--- BEGIN Source records ---
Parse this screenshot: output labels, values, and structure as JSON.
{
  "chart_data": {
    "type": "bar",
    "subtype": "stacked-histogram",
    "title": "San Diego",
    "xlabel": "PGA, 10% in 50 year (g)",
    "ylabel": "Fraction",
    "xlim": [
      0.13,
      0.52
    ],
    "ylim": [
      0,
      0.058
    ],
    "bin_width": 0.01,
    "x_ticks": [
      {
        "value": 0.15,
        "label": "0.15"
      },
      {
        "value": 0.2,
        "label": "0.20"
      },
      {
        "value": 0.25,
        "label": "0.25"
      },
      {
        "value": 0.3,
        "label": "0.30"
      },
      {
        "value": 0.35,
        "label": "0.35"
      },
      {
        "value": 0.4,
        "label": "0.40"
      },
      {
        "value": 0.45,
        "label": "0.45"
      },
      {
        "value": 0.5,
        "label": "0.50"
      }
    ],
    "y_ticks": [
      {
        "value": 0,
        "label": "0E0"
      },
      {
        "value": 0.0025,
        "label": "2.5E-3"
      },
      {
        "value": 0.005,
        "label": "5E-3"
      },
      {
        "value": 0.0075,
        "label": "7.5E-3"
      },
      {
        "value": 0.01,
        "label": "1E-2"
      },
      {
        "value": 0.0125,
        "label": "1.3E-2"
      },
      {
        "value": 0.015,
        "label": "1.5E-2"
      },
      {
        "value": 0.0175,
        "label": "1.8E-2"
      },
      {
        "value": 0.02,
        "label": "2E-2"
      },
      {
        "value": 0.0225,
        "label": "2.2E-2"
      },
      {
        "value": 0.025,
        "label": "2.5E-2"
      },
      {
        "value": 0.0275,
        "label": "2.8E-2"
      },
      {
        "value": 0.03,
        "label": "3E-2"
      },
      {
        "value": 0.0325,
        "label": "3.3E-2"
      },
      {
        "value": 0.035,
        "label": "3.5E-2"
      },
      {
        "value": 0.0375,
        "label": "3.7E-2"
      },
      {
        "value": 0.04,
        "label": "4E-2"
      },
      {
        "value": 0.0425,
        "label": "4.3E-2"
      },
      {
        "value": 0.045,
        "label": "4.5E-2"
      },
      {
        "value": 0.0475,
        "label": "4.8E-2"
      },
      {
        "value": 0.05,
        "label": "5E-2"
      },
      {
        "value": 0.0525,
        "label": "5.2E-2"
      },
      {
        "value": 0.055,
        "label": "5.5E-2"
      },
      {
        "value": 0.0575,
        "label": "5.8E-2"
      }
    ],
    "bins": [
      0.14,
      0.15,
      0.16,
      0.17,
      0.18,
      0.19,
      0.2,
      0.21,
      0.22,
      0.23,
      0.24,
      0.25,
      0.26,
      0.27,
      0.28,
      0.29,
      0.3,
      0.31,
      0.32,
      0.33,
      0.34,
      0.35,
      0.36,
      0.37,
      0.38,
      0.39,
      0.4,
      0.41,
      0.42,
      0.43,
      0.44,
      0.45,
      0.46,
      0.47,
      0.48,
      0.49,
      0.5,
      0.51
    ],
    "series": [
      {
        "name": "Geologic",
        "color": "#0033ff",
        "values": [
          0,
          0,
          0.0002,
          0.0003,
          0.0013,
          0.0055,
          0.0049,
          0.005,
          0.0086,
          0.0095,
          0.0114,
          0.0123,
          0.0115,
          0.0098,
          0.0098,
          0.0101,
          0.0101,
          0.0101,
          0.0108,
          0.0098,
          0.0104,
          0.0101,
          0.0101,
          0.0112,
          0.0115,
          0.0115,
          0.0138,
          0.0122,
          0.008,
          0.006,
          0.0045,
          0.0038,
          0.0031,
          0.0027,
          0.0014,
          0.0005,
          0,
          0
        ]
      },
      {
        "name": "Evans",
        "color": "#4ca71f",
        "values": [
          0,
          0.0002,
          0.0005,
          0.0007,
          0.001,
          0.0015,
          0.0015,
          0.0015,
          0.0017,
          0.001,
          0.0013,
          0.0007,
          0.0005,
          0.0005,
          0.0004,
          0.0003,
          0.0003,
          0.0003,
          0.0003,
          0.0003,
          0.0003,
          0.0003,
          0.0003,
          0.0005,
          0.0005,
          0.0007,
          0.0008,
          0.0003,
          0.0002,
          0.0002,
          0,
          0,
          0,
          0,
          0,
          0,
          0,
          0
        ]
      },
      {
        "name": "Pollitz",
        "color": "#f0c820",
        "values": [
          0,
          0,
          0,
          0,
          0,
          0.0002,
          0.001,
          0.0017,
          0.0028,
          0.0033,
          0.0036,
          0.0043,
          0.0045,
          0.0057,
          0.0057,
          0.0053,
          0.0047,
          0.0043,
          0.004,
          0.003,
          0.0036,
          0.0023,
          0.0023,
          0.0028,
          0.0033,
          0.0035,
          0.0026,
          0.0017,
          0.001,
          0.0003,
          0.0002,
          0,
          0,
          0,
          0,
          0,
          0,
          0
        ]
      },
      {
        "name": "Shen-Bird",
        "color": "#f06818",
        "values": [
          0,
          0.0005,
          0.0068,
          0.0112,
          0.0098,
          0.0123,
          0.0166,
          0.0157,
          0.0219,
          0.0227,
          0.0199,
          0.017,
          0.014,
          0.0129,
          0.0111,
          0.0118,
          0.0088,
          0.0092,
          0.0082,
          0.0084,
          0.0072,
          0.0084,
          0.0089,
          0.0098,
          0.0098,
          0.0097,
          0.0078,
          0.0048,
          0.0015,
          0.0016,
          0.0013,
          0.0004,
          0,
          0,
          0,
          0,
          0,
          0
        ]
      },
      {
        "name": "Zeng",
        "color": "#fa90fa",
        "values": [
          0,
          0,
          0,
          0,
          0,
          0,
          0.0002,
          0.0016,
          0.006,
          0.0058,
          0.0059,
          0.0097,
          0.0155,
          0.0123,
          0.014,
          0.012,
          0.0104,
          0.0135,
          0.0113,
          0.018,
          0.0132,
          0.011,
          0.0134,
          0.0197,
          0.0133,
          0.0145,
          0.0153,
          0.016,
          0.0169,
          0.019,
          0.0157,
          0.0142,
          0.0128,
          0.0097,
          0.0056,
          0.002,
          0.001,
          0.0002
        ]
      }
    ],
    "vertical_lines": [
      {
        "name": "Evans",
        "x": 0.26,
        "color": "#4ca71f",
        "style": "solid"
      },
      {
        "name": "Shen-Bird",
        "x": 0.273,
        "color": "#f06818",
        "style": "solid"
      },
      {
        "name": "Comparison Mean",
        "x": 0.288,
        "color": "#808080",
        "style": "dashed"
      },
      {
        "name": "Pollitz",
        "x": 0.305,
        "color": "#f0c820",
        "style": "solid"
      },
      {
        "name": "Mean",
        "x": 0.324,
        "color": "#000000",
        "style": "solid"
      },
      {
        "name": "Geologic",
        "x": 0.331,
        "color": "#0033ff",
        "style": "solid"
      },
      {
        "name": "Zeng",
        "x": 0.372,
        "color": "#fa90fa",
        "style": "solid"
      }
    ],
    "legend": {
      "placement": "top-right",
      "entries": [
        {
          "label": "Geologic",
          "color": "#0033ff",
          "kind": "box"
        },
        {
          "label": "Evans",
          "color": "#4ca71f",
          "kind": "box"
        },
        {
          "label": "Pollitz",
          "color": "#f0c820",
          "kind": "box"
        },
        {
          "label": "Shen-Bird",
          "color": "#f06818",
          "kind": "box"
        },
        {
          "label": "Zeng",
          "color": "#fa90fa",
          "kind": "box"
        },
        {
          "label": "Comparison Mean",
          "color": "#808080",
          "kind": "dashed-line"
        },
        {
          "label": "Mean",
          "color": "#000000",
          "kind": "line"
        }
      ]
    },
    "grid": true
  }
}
--- END Source records ---
### Set problem
Return the full listing, character for character.

### Result of this exercise
Parse this screenshot: output labels, values, and structure as JSON.
{
  "chart_data": {
    "type": "bar",
    "subtype": "stacked-histogram",
    "title": "San Diego",
    "xlabel": "PGA, 10% in 50 year (g)",
    "ylabel": "Fraction",
    "xlim": [
      0.13,
      0.52
    ],
    "ylim": [
      0,
      0.058
    ],
    "bin_width": 0.01,
    "x_ticks": [
      {
        "value": 0.15,
        "label": "0.15"
      },
      {
        "value": 0.2,
        "label": "0.20"
      },
      {
        "value": 0.25,
        "label": "0.25"
      },
      {
        "value": 0.3,
        "label": "0.30"
      },
      {
        "value": 0.35,
        "label": "0.35"
      },
      {
        "value": 0.4,
        "label": "0.40"
      },
      {
        "value": 0.45,
        "label": "0.45"
      },
      {
        "value": 0.5,
        "label": "0.50"
      }
    ],
    "y_ticks": [
      {
        "value": 0,
        "label": "0E0"
      },
      {
        "value": 0.0025,
        "label": "2.5E-3"
      },
      {
        "value": 0.005,
        "label": "5E-3"
      },
      {
        "value": 0.0075,
        "label": "7.5E-3"
      },
      {
        "value": 0.01,
        "label": "1E-2"
      },
      {
        "value": 0.0125,
        "label": "1.3E-2"
      },
      {
        "value": 0.015,
        "label": "1.5E-2"
      },
      {
        "value": 0.0175,
        "label": "1.8E-2"
      },
      {
        "value": 0.02,
        "label": "2E-2"
      },
      {
        "value": 0.0225,
        "label": "2.2E-2"
      },
      {
        "value": 0.025,
        "label": "2.5E-2"
      },
      {
        "value": 0.0275,
        "label": "2.8E-2"
      },
      {
        "value": 0.03,
        "label": "3E-2"
      },
      {
        "value": 0.0325,
        "label": "3.3E-2"
      },
      {
        "value": 0.035,
        "label": "3.5E-2"
      },
      {
        "value": 0.0375,
        "label": "3.7E-2"
      },
      {
        "value": 0.04,
        "label": "4E-2"
      },
      {
        "value": 0.0425,
        "label": "4.3E-2"
      },
      {
        "value": 0.045,
        "label": "4.5E-2"
      },
      {
        "value": 0.0475,
        "label": "4.8E-2"
      },
      {
        "value": 0.05,
        "label": "5E-2"
      },
      {
        "value": 0.0525,
        "label": "5.2E-2"
      },
      {
        "value": 0.055,
        "label": "5.5E-2"
      },
      {
        "value": 0.0575,
        "label": "5.8E-2"
      }
    ],
    "bins": [
      0.14,
      0.15,
      0.16,
      0.17,
      0.18,
      0.19,
      0.2,
      0.21,
      0.22,
      0.23,
      0.24,
      0.25,
      0.26,
      0.27,
      0.28,
      0.29,
      0.3,
      0.31,
      0.32,
      0.33,
      0.34,
      0.35,
      0.36,
      0.37,
      0.38,
      0.39,
      0.4,
      0.41,
      0.42,
      0.43,
      0.44,
      0.45,
      0.46,
      0.47,
      0.48,
      0.49,
      0.5,
      0.51
    ],
    "series": [
      {
        "name": "Geologic",
        "color": "#0033ff",
        "values": [
          0,
          0,
          0.0002,
          0.0003,
          0.0013,
          0.0055,
          0.0049,
          0.005,
          0.0086,
          0.0095,
          0.0114,
          0.0123,
          0.0115,
          0.0098,
          0.0098,
          0.0101,
          0.0101,
          0.0101,
          0.0108,
          0.0098,
          0.0104,
          0.0101,
          0.0101,
          0.0112,
          0.0115,
          0.0115,
          0.0138,
          0.0122,
          0.008,
          0.006,
          0.0045,
          0.0038,
          0.0031,
          0.0027,
          0.0014,
          0.0005,
          0,
          0
        ]
      },
      {
        "name": "Evans",
        "color": "#4ca71f",
        "values": [
          0,
          0.0002,
          0.0005,
          0.0007,
          0.001,
          0.0015,
          0.0015,
          0.0015,
          0.0017,
          0.001,
          0.0013,
          0.0007,
          0.0005,
          0.0005,
          0.0004,
          0.0003,
          0.0003,
          0.0003,
          0.0003,
          0.0003,
          0.0003,
          0.0003,
          0.0003,
          0.0005,
          0.0005,
          0.0007,
          0.0008,
          0.0003,
          0.0002,
          0.0002,
          0,
          0,
          0,
          0,
          0,
          0,
          0,
          0
        ]
      },
      {
        "name": "Pollitz",
        "color": "#f0c820",
        "values": [
          0,
          0,
          0,
          0,
          0,
          0.0002,
          0.001,
          0.0017,
          0.0028,
          0.0033,
          0.0036,
          0.0043,
          0.0045,
          0.0057,
          0.0057,
          0.0053,
          0.0047,
          0.0043,
          0.004,
          0.003,
          0.0036,
          0.0023,
          0.0023,
          0.0028,
          0.0033,
          0.0035,
          0.0026,
          0.0017,
          0.001,
          0.0003,
          0.0002,
          0,
          0,
          0,
          0,
          0,
          0,
          0
        ]
      },
      {
        "name": "Shen-Bird",
        "color": "#f06818",
        "values": [
          0,
          0.0005,
          0.0068,
          0.0112,
          0.0098,
          0.0123,
          0.0166,
          0.0157,
          0.0219,
          0.0227,
          0.0199,
          0.017,
          0.014,
          0.0129,
          0.0111,
          0.0118,
          0.0088,
          0.0092,
          0.0082,
          0.0084,
          0.0072,
          0.0084,
          0.0089,
          0.0098,
          0.0098,
          0.0097,
          0.0078,
          0.0048,
          0.0015,
          0.0016,
          0.0013,
          0.0004,
          0,
          0,
          0,
          0,
          0,
          0
        ]
      },
      {
        "name": "Zeng",
        "color": "#fa90fa",
        "values": [
          0,
          0,
          0,
          0,
          0,
          0,
          0.0002,
          0.0016,
          0.006,
          0.0058,
          0.0059,
          0.0097,
          0.0155,
          0.0123,
          0.014,
          0.012,
          0.0104,
          0.0135,
          0.0113,
          0.018,
          0.0132,
          0.011,
          0.0134,
          0.0197,
          0.0133,
          0.0145,
          0.0153,
          0.016,
          0.0169,
          0.019,
          0.0157,
          0.0142,
          0.0128,
          0.0097,
          0.0056,
          0.002,
          0.001,
          0.0002
        ]
      }
    ],
    "vertical_lines": [
      {
        "name": "Evans",
        "x": 0.26,
        "color": "#4ca71f",
        "style": "solid"
      },
      {
        "name": "Shen-Bird",
        "x": 0.273,
        "color": "#f06818",
        "style": "solid"
      },
      {
        "name": "Comparison Mean",
        "x": 0.288,
        "color": "#808080",
        "style": "dashed"
      },
      {
        "name": "Pollitz",
        "x": 0.305,
        "color": "#f0c820",
        "style": "solid"
      },
      {
        "name": "Mean",
        "x": 0.324,
        "color": "#000000",
        "style": "solid"
      },
      {
        "name": "Geologic",
        "x": 0.331,
        "color": "#0033ff",
        "style": "solid"
      },
      {
        "name": "Zeng",
        "x": 0.372,
        "color": "#fa90fa",
        "style": "solid"
      }
    ],
    "legend": {
      "placement": "top-right",
      "entries": [
        {
          "label": "Geologic",
          "color": "#0033ff",
          "kind": "box"
        },
        {
          "label": "Evans",
          "color": "#4ca71f",
          "kind": "box"
        },
        {
          "label": "Pollitz",
          "color": "#f0c820",
          "kind": "box"
        },
        {
          "label": "Shen-Bird",
          "color": "#f06818",
          "kind": "box"
        },
        {
          "label": "Zeng",
          "color": "#fa90fa",
          "kind": "box"
        },
        {
          "label": "Comparison Mean",
          "color": "#808080",
          "kind": "dashed-line"
        },
        {
          "label": "Mean",
          "color": "#000000",
          "kind": "line"
        }
      ]
    },
    "grid": true
  }
}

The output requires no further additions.